What to produce:
Please write out the material below exactly as given.

## start Material provided

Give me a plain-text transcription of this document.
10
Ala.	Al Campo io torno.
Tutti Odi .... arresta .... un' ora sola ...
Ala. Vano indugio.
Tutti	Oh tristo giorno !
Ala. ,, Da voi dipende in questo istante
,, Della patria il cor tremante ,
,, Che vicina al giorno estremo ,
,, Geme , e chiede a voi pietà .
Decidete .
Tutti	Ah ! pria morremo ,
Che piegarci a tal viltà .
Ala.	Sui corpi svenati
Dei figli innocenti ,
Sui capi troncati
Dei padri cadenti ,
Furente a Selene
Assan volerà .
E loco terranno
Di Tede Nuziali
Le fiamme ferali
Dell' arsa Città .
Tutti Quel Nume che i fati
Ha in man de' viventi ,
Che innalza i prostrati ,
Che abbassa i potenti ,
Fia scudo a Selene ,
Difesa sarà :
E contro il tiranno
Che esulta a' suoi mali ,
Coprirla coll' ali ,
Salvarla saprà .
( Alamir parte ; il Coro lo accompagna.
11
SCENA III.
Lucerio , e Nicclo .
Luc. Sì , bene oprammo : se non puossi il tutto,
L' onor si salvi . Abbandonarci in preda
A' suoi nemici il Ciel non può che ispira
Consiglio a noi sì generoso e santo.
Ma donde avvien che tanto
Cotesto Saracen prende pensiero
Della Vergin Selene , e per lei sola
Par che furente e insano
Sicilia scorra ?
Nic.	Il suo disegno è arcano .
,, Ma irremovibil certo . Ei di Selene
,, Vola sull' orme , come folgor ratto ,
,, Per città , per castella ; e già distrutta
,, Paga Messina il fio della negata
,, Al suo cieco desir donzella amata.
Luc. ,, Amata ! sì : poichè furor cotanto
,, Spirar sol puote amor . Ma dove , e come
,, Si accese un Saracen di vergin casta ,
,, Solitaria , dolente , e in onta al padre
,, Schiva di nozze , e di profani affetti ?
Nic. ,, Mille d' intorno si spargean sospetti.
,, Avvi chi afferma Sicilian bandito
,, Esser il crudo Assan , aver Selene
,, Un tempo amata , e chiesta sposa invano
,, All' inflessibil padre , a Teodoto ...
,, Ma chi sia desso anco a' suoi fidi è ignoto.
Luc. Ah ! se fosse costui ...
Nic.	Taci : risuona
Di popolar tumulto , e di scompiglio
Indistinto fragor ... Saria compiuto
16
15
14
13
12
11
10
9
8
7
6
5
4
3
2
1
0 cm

## end Material provided

Solved problem:
Give me a plain-text transcription of this document.
10
Ala.	Al Campo io torno.
Tutti Odi .... arresta .... un' ora sola ...
Ala. Vano indugio.
Tutti	Oh tristo giorno !
Ala. ,, Da voi dipende in questo istante
,, Della patria il cor tremante ,
,, Che vicina al giorno estremo ,
,, Geme , e chiede a voi pietà .
Decidete .
Tutti	Ah ! pria morremo ,
Che piegarci a tal viltà .
Ala.	Sui corpi svenati
Dei figli innocenti ,
Sui capi troncati
Dei padri cadenti ,
Furente a Selene
Assan volerà .
E loco terranno
Di Tede Nuziali
Le fiamme ferali
Dell' arsa Città .
Tutti Quel Nume che i fati
Ha in man de' viventi ,
Che innalza i prostrati ,
Che abbassa i potenti ,
Fia scudo a Selene ,
Difesa sarà :
E contro il tiranno
Che esulta a' suoi mali ,
Coprirla coll' ali ,
Salvarla saprà .
( Alamir parte ; il Coro lo accompagna.
11
SCENA III.
Lucerio , e Nicclo .
Luc. Sì , bene oprammo : se non puossi il tutto,
L' onor si salvi . Abbandonarci in preda
A' suoi nemici il Ciel non può che ispira
Consiglio a noi sì generoso e santo.
Ma donde avvien che tanto
Cotesto Saracen prende pensiero
Della Vergin Selene , e per lei sola
Par che furente e insano
Sicilia scorra ?
Nic.	Il suo disegno è arcano .
,, Ma irremovibil certo . Ei di Selene
,, Vola sull' orme , come folgor ratto ,
,, Per città , per castella ; e già distrutta
,, Paga Messina il fio della negata
,, Al suo cieco desir donzella amata.
Luc. ,, Amata ! sì : poichè furor cotanto
,, Spirar sol puote amor . Ma dove , e come
,, Si accese un Saracen di vergin casta ,
,, Solitaria , dolente , e in onta al padre
,, Schiva di nozze , e di profani affetti ?
Nic. ,, Mille d' intorno si spargean sospetti.
,, Avvi chi afferma Sicilian bandito
,, Esser il crudo Assan , aver Selene
,, Un tempo amata , e chiesta sposa invano
,, All' inflessibil padre , a Teodoto ...
,, Ma chi sia desso anco a' suoi fidi è ignoto.
Luc. Ah ! se fosse costui ...
Nic.	Taci : risuona
Di popolar tumulto , e di scompiglio
Indistinto fragor ... Saria compiuto
16
15
14
13
12
11
10
9
8
7
6
5
4
3
2
1
0 cm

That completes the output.